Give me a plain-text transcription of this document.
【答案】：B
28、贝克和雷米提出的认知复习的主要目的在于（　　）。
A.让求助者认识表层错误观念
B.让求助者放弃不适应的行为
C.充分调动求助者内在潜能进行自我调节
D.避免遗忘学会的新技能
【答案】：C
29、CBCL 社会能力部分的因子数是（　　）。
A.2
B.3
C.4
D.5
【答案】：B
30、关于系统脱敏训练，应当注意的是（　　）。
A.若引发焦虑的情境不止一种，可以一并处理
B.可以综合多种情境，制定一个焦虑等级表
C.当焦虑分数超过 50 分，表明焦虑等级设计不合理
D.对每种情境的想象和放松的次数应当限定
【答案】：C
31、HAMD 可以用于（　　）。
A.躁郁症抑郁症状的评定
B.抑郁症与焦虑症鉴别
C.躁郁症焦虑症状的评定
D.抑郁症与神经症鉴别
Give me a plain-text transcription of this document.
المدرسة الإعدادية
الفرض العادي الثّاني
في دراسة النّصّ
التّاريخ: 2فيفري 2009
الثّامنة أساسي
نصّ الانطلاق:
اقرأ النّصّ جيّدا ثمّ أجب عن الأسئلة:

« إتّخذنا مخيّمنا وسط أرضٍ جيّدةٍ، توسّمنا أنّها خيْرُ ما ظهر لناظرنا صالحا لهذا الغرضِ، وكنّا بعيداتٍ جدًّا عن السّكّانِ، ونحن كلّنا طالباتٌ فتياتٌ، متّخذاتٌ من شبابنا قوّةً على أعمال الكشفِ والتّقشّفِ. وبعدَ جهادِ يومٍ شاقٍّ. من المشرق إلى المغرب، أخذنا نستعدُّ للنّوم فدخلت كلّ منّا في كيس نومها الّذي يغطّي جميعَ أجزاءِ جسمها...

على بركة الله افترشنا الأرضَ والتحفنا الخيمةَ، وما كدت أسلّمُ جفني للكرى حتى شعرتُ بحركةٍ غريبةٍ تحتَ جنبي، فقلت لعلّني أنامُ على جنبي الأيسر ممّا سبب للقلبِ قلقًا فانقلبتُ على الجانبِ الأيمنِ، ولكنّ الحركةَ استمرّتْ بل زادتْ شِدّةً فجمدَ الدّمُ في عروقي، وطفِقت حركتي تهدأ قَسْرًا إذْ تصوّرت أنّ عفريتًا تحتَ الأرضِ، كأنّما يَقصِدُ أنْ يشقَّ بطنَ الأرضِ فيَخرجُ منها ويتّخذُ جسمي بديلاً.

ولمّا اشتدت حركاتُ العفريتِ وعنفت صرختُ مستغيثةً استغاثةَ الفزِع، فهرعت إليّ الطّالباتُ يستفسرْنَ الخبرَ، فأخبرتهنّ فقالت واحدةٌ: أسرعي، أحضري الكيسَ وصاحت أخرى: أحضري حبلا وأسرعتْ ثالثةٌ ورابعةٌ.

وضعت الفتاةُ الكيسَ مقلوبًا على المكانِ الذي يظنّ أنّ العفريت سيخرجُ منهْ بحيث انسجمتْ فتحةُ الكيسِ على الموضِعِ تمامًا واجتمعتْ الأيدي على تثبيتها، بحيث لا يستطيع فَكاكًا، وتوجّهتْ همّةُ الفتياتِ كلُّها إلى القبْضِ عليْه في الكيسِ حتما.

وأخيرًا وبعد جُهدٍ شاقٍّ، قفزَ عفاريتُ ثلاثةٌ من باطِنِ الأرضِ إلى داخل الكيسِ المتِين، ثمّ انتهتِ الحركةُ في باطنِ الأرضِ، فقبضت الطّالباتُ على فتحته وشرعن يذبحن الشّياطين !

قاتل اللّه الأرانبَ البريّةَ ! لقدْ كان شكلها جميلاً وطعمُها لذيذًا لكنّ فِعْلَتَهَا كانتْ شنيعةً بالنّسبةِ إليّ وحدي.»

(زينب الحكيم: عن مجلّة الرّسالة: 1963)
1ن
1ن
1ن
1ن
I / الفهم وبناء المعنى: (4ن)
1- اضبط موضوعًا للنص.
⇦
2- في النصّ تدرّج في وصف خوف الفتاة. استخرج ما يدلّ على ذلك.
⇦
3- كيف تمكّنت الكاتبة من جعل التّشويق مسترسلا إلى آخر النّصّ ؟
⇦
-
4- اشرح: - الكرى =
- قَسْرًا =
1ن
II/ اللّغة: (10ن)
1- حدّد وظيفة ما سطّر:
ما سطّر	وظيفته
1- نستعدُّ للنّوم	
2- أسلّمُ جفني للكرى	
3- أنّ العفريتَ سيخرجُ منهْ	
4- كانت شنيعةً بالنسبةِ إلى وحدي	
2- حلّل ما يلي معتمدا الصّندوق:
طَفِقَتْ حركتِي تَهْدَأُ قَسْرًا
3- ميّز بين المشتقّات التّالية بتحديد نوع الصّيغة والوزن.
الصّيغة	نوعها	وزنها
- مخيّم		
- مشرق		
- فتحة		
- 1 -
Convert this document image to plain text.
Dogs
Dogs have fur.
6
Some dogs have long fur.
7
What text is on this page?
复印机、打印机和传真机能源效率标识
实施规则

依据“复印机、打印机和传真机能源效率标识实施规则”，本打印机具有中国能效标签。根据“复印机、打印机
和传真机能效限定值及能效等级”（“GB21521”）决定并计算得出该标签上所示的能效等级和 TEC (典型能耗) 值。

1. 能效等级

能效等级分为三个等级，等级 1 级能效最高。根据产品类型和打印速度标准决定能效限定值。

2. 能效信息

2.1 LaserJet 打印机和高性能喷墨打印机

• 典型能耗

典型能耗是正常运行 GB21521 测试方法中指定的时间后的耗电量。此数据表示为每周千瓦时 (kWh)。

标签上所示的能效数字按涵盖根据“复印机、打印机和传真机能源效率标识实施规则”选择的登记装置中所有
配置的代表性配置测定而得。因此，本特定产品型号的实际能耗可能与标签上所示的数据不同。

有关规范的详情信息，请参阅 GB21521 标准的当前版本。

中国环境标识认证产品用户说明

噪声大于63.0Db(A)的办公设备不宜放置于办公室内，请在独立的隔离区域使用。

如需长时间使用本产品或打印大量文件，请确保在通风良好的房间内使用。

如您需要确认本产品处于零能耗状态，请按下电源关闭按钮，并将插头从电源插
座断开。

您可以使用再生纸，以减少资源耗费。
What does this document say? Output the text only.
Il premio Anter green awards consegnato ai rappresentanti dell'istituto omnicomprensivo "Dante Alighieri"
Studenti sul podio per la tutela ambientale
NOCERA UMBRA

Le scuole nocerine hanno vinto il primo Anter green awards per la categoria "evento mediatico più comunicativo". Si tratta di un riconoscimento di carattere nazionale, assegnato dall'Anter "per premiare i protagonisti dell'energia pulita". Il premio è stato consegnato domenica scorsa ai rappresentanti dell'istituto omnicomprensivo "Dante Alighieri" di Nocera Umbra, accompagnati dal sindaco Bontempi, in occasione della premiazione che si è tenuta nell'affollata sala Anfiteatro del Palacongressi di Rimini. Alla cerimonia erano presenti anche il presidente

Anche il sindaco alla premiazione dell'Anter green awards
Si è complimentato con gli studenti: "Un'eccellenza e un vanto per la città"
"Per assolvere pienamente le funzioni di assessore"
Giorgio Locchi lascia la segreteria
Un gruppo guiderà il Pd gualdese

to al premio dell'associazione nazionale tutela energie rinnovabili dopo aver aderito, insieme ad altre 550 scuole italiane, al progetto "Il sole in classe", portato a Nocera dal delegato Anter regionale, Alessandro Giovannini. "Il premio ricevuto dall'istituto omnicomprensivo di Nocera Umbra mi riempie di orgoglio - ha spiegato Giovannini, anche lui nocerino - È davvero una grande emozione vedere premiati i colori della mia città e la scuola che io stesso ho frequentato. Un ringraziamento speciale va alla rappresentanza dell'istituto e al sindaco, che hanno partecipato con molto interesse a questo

----------------------------------------

Read the entries and select each line where the word "have" is found.

- **ANSWER FOR THIS EXERCISE**:
Dogs have fur.
Some dogs have long fur.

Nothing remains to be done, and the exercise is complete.